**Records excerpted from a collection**
## Start

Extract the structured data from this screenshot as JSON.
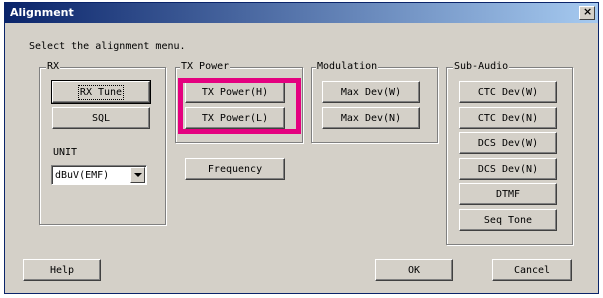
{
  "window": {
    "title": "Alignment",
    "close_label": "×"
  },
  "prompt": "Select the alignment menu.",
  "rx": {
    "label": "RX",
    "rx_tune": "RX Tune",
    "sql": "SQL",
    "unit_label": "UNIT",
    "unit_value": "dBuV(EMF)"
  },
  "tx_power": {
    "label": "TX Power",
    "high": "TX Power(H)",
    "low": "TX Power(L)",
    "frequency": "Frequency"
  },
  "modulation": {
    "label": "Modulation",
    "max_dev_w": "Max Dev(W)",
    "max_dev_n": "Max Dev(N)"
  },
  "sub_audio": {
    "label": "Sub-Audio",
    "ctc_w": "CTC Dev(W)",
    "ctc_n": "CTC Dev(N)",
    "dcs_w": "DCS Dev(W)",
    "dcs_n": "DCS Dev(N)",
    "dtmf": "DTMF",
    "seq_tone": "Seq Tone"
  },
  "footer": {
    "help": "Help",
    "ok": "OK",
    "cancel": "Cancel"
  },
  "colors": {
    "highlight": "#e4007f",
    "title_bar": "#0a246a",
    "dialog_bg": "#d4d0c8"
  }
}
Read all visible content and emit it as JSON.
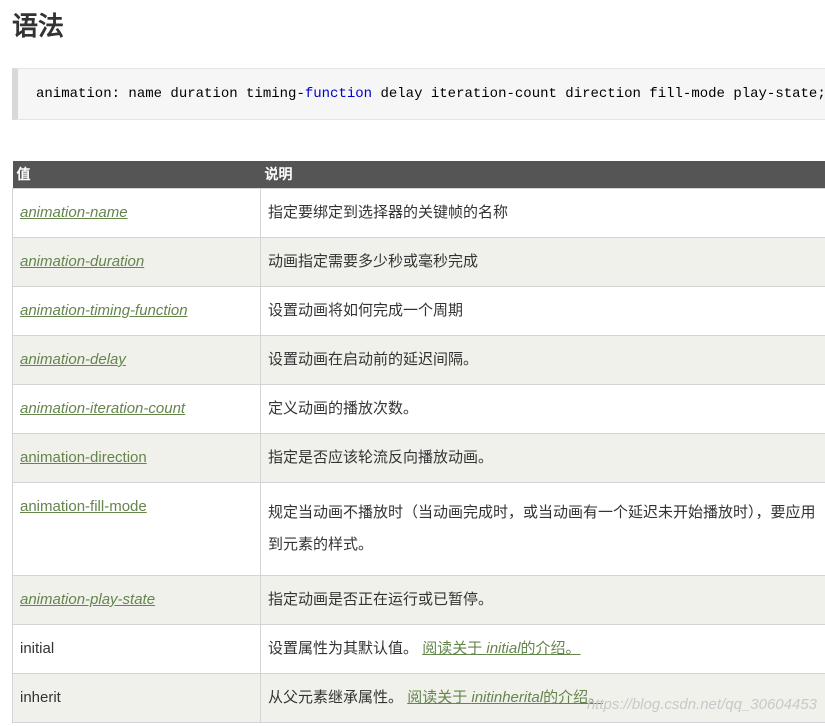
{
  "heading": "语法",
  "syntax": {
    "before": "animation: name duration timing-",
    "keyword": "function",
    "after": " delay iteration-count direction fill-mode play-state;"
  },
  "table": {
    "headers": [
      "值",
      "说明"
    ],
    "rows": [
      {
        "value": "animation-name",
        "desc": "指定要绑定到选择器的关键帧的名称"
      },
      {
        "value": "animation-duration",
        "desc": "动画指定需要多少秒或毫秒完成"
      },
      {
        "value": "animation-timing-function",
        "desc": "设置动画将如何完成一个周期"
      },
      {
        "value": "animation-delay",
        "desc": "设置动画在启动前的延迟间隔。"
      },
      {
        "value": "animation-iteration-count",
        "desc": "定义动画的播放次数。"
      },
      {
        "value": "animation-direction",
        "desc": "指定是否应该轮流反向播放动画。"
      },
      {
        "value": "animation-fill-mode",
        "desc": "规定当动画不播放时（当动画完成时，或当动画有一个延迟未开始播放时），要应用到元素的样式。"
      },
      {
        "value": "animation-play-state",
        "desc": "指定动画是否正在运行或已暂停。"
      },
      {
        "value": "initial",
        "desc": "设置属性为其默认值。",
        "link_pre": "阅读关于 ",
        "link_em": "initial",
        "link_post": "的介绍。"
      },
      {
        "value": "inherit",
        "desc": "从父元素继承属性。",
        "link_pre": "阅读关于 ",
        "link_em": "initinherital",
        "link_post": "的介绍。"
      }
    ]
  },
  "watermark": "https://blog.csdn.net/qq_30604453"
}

## End
## Start

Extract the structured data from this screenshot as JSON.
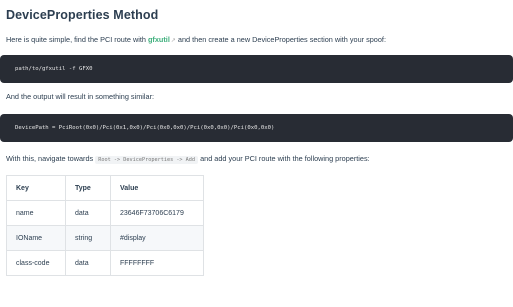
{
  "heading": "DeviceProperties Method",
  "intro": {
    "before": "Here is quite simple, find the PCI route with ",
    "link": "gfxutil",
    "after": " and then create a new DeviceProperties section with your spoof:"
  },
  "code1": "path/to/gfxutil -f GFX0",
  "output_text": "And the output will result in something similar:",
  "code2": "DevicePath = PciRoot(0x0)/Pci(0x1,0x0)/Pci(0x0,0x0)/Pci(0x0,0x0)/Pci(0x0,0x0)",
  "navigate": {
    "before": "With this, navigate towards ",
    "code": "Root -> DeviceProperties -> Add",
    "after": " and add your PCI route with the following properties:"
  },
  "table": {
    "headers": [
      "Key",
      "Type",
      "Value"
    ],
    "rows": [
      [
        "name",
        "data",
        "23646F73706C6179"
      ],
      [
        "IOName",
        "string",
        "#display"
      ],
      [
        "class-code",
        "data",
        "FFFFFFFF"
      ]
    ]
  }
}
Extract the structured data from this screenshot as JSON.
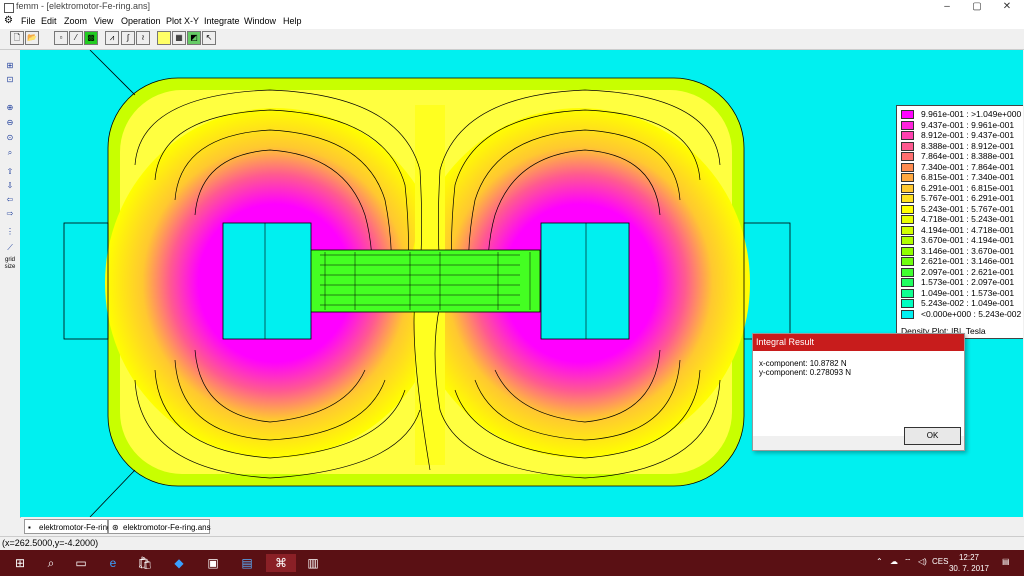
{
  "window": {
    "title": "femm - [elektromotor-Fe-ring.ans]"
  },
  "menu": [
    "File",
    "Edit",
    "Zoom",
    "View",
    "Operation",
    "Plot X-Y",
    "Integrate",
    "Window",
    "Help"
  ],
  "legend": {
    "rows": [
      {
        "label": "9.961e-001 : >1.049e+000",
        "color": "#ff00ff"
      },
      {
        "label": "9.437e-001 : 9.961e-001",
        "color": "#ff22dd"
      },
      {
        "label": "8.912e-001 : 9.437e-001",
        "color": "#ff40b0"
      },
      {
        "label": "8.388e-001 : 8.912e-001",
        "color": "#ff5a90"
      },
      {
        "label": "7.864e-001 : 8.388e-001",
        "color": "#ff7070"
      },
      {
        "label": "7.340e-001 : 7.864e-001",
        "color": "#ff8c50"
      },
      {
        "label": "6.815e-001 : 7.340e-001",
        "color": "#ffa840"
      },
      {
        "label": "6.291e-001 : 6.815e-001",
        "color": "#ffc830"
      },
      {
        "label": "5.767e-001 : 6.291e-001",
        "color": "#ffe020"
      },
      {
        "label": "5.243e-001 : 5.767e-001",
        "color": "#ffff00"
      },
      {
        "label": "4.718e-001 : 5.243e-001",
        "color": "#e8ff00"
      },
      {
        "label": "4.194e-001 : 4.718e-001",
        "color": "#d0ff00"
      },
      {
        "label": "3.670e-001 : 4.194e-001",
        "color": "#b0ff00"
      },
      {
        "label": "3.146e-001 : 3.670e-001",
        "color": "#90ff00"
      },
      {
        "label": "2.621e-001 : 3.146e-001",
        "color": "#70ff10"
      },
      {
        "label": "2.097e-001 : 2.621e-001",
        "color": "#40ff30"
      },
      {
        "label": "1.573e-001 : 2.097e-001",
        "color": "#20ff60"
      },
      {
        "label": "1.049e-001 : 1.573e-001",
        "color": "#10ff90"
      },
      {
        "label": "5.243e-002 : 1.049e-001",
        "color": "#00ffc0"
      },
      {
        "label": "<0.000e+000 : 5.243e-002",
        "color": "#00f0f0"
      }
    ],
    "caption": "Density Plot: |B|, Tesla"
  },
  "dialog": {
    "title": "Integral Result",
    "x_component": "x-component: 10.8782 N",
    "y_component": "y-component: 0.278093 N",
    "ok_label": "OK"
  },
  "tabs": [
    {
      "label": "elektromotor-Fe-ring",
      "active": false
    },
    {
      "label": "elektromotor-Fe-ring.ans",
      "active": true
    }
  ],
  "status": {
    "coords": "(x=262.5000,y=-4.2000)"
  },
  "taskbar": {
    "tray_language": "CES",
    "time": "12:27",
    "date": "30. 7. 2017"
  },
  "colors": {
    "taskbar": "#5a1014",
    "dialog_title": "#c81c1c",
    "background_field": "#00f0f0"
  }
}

## End

**To do**
Of the lines above, how many include the word "before"? Reply with the number only.

**Output for this exercise**
3